Start of RECORDS SUPPLIED
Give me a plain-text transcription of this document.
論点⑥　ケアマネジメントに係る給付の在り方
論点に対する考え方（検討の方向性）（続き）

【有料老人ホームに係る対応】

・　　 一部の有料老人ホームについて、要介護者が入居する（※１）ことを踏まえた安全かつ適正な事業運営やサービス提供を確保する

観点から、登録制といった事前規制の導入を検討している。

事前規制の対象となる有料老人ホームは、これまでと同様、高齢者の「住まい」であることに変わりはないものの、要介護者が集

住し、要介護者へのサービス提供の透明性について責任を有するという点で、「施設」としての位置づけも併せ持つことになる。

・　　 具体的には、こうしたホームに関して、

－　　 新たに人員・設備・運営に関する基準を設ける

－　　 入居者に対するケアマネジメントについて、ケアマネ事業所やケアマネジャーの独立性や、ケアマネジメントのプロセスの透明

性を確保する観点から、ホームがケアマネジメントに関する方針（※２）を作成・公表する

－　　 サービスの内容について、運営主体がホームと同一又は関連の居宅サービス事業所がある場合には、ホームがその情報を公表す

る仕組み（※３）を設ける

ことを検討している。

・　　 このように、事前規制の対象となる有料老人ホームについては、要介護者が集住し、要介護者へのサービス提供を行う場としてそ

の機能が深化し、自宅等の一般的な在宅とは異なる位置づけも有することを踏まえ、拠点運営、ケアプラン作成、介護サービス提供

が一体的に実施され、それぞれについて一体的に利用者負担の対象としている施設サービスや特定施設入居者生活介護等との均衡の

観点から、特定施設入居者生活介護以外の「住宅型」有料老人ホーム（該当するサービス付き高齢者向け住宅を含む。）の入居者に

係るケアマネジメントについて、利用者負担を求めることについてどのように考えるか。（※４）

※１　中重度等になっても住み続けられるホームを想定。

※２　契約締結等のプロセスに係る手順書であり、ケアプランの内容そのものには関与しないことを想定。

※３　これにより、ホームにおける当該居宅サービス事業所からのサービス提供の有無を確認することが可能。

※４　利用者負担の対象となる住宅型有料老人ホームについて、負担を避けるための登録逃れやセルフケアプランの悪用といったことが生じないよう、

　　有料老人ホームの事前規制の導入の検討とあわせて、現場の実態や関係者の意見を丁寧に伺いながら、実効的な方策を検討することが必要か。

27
End of RECORDS SUPPLIED
## PROBLEM
Quote every entry exactly.

## EXERCISE OUTPUT
Give me a plain-text transcription of this document.
論点⑥　ケアマネジメントに係る給付の在り方
論点に対する考え方（検討の方向性）（続き）

【有料老人ホームに係る対応】

・　　 一部の有料老人ホームについて、要介護者が入居する（※１）ことを踏まえた安全かつ適正な事業運営やサービス提供を確保する

観点から、登録制といった事前規制の導入を検討している。

事前規制の対象となる有料老人ホームは、これまでと同様、高齢者の「住まい」であることに変わりはないものの、要介護者が集

住し、要介護者へのサービス提供の透明性について責任を有するという点で、「施設」としての位置づけも併せ持つことになる。

・　　 具体的には、こうしたホームに関して、

－　　 新たに人員・設備・運営に関する基準を設ける

－　　 入居者に対するケアマネジメントについて、ケアマネ事業所やケアマネジャーの独立性や、ケアマネジメントのプロセスの透明

性を確保する観点から、ホームがケアマネジメントに関する方針（※２）を作成・公表する

－　　 サービスの内容について、運営主体がホームと同一又は関連の居宅サービス事業所がある場合には、ホームがその情報を公表す

る仕組み（※３）を設ける

ことを検討している。

・　　 このように、事前規制の対象となる有料老人ホームについては、要介護者が集住し、要介護者へのサービス提供を行う場としてそ

の機能が深化し、自宅等の一般的な在宅とは異なる位置づけも有することを踏まえ、拠点運営、ケアプラン作成、介護サービス提供

が一体的に実施され、それぞれについて一体的に利用者負担の対象としている施設サービスや特定施設入居者生活介護等との均衡の

観点から、特定施設入居者生活介護以外の「住宅型」有料老人ホーム（該当するサービス付き高齢者向け住宅を含む。）の入居者に

係るケアマネジメントについて、利用者負担を求めることについてどのように考えるか。（※４）

※１　中重度等になっても住み続けられるホームを想定。

※２　契約締結等のプロセスに係る手順書であり、ケアプランの内容そのものには関与しないことを想定。

※３　これにより、ホームにおける当該居宅サービス事業所からのサービス提供の有無を確認することが可能。

※４　利用者負担の対象となる住宅型有料老人ホームについて、負担を避けるための登録逃れやセルフケアプランの悪用といったことが生じないよう、

　　有料老人ホームの事前規制の導入の検討とあわせて、現場の実態や関係者の意見を丁寧に伺いながら、実効的な方策を検討することが必要か。

27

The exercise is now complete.